___ MATERIALS PROVIDED ___

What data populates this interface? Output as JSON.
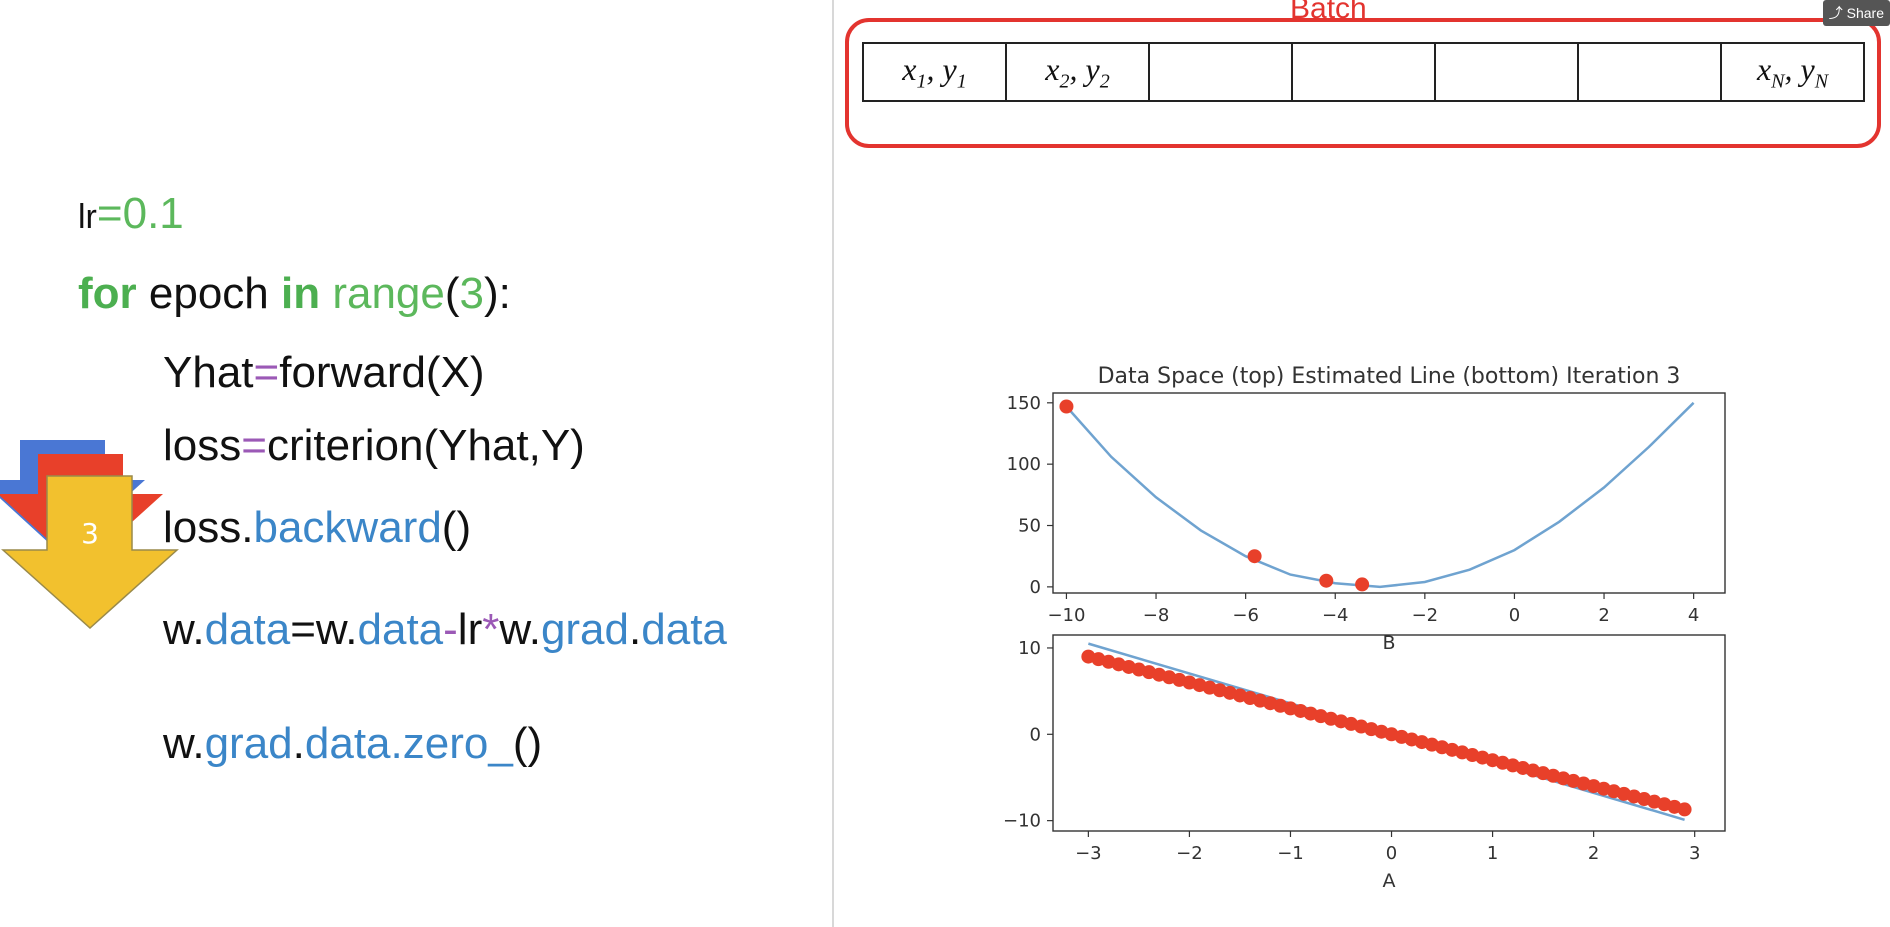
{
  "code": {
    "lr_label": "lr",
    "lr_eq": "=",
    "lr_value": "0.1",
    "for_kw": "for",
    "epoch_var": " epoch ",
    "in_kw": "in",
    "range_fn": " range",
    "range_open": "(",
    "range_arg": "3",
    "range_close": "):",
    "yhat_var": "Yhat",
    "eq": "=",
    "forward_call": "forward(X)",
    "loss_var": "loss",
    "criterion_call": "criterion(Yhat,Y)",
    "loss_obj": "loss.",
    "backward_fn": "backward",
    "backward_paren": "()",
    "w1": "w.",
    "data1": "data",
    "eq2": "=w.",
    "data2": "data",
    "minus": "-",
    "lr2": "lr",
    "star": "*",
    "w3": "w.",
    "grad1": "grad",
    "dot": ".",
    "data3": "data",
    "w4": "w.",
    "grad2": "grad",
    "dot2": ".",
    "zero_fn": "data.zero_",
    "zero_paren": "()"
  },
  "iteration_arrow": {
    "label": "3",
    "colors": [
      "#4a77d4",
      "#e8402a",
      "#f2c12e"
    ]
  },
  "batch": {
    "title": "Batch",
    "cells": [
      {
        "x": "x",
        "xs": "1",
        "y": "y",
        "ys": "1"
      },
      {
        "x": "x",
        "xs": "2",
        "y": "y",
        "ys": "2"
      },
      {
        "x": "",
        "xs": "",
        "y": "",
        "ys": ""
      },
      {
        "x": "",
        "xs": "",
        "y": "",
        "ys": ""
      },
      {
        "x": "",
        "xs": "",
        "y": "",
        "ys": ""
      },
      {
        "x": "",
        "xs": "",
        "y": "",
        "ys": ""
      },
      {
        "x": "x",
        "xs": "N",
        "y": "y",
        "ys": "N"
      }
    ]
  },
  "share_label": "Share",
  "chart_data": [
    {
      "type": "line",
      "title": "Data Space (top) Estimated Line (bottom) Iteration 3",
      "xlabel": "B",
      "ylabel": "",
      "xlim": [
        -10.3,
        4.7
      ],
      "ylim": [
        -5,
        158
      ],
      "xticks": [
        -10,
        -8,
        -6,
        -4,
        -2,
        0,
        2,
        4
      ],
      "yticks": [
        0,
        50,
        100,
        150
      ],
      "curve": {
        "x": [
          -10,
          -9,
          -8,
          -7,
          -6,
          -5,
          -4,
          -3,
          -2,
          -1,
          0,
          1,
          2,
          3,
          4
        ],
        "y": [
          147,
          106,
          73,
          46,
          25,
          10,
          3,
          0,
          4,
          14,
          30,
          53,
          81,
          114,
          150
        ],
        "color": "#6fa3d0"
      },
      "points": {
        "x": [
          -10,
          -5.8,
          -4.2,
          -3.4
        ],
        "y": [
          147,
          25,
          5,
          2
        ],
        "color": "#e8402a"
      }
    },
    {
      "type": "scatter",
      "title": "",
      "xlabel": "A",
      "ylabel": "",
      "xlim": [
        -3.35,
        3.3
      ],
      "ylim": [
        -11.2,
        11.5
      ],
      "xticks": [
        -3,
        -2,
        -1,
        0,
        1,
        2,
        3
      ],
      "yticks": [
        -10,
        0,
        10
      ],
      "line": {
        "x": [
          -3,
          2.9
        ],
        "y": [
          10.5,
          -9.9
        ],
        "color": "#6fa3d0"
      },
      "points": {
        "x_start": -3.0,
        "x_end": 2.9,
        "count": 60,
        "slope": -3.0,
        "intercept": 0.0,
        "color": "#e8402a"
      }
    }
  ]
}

___
___ MATERIALS PROVIDED ___

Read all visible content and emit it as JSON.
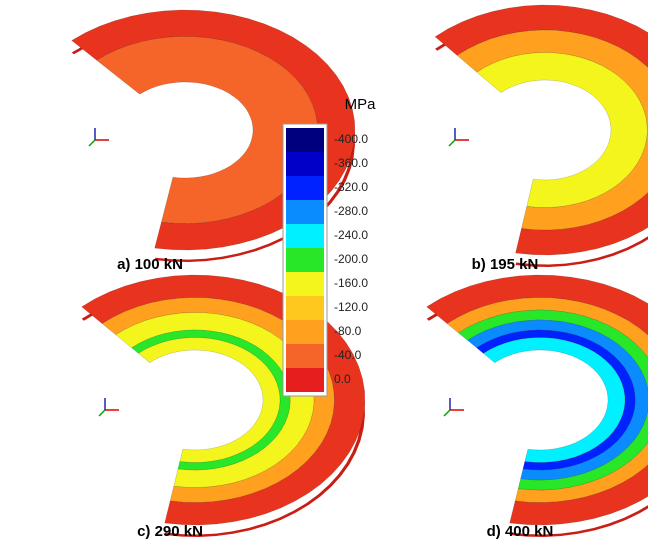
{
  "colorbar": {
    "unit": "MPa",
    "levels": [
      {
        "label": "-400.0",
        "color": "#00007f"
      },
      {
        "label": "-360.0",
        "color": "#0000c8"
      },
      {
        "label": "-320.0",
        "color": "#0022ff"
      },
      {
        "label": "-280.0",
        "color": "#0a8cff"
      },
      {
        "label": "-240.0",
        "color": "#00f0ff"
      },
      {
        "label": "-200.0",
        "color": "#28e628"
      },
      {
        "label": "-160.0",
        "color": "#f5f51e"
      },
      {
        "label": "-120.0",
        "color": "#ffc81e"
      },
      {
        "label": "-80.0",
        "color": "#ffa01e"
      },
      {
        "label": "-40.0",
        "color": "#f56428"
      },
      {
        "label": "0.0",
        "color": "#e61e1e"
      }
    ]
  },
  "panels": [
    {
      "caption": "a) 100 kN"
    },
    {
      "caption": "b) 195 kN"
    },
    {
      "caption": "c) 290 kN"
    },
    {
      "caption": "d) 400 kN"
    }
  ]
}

___

Report the count of lines in the entries that contain the string "title", and nothing besides it.

> [SOLUTION TO THIS PROBLEM]:
3